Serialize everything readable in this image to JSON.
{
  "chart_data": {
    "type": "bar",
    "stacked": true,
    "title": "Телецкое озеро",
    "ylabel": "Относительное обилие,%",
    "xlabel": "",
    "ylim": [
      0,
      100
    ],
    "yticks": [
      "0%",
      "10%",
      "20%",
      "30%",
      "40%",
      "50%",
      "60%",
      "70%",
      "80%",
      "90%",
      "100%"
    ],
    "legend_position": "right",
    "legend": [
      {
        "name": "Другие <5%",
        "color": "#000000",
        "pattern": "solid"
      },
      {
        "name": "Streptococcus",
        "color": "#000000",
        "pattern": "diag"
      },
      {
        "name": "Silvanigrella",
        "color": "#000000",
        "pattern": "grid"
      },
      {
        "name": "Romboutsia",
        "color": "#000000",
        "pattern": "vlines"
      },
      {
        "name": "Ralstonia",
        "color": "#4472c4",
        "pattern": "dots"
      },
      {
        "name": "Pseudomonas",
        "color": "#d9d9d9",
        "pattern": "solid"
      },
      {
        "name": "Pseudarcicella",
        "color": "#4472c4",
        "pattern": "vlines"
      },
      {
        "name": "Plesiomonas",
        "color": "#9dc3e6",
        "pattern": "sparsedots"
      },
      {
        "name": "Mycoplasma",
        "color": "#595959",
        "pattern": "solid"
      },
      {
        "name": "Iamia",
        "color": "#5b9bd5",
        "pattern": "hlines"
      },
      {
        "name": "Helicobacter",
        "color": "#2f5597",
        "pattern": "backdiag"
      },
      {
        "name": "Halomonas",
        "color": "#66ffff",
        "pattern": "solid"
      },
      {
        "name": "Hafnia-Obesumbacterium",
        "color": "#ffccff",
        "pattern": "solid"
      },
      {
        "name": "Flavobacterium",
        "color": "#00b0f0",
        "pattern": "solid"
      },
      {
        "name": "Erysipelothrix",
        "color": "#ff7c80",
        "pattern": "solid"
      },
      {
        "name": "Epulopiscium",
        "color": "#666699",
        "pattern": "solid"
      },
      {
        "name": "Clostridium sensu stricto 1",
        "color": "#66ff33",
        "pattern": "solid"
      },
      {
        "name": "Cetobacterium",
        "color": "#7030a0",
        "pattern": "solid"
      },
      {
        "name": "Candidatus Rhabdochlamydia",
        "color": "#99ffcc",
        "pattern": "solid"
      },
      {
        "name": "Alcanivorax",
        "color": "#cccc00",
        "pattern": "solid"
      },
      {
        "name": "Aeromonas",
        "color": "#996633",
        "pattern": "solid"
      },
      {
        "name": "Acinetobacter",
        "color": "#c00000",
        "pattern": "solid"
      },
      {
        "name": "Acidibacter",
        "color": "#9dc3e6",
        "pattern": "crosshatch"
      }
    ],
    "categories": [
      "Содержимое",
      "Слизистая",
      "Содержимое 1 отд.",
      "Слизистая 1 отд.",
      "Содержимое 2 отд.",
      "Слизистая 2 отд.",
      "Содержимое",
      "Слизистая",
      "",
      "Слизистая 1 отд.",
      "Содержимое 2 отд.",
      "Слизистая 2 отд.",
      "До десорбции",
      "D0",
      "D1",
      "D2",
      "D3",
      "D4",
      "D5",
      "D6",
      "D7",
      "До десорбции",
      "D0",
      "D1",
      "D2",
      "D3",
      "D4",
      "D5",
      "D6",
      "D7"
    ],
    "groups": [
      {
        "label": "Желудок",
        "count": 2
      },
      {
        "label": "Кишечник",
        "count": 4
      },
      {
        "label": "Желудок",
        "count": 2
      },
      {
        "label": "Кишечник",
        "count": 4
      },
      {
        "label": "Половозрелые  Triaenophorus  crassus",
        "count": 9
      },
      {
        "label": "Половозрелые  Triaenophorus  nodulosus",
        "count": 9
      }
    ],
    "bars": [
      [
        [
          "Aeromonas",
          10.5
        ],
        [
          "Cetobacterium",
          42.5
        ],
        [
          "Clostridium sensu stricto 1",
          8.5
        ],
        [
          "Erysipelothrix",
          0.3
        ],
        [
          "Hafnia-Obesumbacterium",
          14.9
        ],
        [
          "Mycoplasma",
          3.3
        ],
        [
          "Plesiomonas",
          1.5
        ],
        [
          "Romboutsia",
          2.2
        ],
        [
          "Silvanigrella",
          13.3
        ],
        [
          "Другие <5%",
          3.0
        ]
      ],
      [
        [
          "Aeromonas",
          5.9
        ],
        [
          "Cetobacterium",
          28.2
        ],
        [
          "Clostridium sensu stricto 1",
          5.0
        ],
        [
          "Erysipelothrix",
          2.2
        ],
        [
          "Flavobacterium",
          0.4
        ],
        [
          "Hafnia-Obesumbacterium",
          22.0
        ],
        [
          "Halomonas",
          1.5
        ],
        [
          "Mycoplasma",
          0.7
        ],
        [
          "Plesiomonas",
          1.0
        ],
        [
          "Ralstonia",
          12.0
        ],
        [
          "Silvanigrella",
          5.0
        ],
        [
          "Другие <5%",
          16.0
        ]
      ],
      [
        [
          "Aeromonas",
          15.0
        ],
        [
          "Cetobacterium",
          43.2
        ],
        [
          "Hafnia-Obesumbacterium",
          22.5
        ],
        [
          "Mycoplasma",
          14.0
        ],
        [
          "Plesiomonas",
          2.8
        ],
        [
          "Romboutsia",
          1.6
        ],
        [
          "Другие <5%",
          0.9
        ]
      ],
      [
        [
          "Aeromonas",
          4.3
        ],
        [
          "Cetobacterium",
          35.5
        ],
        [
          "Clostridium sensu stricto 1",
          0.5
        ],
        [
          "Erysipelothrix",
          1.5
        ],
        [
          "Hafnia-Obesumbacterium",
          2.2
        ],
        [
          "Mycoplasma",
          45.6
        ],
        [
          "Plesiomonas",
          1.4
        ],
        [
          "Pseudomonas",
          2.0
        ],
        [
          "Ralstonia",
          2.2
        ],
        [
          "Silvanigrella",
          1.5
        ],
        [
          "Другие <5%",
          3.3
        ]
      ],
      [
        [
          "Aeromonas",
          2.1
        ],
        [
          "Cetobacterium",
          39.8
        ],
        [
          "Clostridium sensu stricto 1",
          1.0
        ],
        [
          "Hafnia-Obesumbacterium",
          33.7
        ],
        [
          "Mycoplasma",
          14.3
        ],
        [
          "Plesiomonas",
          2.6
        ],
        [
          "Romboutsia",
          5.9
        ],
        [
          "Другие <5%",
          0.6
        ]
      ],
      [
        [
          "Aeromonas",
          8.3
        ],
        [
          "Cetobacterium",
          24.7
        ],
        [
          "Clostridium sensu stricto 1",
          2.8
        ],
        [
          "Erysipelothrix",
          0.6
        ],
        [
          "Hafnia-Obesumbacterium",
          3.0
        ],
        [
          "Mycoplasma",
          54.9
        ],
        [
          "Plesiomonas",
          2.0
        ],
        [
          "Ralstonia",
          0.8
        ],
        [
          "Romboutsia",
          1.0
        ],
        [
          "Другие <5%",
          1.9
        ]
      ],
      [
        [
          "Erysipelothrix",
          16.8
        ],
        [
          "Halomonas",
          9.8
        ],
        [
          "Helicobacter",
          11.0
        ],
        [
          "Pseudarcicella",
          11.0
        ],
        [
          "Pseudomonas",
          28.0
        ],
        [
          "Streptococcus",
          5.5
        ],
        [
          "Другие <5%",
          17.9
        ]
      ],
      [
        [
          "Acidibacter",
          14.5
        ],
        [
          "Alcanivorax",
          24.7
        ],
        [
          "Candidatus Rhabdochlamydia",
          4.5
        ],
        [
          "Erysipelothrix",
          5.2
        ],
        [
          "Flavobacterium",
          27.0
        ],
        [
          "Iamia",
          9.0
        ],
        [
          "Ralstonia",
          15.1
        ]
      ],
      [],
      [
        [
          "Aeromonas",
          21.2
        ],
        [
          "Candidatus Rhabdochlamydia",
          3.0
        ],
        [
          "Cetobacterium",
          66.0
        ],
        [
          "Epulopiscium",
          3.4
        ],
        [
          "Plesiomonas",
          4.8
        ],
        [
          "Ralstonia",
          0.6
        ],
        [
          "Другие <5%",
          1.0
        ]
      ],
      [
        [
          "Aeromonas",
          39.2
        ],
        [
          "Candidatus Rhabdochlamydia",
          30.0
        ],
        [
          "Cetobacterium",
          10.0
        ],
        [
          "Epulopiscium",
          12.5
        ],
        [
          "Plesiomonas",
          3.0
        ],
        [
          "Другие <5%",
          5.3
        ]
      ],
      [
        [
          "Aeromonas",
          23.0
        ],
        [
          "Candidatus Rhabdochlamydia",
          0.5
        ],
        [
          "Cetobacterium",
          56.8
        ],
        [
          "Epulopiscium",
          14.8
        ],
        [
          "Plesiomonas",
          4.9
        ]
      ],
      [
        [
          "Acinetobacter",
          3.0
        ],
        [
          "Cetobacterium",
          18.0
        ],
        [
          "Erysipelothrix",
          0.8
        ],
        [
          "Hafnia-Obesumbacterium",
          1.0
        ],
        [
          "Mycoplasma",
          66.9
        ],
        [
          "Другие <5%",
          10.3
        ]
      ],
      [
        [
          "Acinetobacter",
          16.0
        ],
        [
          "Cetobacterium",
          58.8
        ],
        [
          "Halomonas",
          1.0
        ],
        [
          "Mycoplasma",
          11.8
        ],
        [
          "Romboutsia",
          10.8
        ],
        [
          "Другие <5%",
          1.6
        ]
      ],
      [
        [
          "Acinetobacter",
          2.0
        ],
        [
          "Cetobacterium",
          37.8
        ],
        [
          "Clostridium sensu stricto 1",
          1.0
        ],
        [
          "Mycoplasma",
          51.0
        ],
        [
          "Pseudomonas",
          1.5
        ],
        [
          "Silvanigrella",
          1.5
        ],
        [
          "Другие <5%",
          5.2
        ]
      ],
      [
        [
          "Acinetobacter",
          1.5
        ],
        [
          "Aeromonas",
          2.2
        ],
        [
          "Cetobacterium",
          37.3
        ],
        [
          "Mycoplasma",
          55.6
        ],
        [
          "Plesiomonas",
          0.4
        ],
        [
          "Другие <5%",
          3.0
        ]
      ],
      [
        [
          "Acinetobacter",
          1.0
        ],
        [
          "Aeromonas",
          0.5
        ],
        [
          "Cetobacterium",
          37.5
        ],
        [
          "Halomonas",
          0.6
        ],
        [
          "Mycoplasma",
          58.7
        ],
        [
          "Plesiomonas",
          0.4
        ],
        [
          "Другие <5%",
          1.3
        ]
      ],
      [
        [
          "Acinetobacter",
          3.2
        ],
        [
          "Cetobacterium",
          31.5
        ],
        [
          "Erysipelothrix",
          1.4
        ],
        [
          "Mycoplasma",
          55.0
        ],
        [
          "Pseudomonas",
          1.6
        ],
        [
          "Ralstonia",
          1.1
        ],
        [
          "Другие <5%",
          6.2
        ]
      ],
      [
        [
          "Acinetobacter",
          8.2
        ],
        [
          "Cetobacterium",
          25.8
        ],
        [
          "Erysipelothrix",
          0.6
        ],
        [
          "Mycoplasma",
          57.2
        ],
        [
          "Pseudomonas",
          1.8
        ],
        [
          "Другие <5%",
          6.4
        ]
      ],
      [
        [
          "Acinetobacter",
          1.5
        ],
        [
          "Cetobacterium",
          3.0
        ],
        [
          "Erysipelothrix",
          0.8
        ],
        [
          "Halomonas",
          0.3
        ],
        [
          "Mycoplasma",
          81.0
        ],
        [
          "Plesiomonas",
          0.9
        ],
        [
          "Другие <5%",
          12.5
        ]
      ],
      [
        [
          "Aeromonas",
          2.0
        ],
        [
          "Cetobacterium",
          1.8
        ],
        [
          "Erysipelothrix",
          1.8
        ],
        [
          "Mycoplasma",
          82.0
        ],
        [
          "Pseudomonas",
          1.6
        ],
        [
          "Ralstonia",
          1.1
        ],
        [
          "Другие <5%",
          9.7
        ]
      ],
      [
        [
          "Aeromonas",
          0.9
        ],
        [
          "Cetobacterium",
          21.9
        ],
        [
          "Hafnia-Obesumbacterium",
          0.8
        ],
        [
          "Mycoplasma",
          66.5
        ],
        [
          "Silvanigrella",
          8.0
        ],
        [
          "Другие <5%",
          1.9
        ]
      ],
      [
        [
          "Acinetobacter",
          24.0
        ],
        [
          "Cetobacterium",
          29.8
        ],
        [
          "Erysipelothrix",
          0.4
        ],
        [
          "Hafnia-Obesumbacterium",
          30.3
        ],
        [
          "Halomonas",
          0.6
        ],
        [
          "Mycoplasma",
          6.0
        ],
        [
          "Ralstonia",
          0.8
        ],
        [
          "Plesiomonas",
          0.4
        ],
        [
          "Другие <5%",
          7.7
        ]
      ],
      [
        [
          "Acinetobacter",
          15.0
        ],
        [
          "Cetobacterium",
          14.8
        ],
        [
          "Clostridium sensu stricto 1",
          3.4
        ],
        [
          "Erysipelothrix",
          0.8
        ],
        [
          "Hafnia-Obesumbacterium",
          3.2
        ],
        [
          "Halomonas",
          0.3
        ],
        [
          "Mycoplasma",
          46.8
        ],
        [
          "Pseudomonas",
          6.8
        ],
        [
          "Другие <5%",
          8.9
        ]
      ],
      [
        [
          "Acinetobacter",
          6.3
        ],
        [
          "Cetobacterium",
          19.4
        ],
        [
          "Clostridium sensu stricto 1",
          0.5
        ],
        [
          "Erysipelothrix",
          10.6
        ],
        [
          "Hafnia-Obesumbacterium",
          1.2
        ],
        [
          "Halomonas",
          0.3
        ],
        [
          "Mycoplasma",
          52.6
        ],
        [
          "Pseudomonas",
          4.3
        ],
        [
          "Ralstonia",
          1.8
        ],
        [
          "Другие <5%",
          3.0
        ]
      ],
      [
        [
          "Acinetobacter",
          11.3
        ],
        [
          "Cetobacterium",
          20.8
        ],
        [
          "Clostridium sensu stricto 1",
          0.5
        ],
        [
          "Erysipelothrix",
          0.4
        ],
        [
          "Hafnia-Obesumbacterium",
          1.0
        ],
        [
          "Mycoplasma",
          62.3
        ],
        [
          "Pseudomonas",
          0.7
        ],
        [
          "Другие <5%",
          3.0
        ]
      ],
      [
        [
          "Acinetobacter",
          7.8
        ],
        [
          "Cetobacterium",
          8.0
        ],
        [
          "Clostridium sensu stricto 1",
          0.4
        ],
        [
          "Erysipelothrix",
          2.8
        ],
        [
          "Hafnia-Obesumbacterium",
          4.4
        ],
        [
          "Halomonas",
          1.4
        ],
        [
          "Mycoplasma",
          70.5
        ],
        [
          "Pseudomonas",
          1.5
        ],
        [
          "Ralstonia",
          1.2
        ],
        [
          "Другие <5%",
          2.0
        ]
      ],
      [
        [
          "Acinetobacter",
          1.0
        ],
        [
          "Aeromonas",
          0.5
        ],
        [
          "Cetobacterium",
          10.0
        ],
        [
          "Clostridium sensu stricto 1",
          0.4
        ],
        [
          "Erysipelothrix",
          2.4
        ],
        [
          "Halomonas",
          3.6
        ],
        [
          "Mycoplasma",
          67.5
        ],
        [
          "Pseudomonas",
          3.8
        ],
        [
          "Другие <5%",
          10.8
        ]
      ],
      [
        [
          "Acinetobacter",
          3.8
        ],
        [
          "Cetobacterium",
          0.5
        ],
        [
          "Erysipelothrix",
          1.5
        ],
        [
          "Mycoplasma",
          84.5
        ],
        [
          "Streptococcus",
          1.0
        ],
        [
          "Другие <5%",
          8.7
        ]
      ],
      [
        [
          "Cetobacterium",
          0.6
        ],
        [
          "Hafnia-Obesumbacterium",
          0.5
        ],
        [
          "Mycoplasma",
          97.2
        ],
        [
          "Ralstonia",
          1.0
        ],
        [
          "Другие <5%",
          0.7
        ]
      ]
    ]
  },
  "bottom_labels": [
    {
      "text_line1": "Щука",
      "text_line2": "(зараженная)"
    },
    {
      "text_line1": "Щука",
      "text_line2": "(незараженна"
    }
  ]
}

________________

Which of the lines above hold the string "Triaenophorus"? Copy each one.

## Answer below
        "label": "Половозрелые  Triaenophorus  crassus",
        "label": "Половозрелые  Triaenophorus  nodulosus",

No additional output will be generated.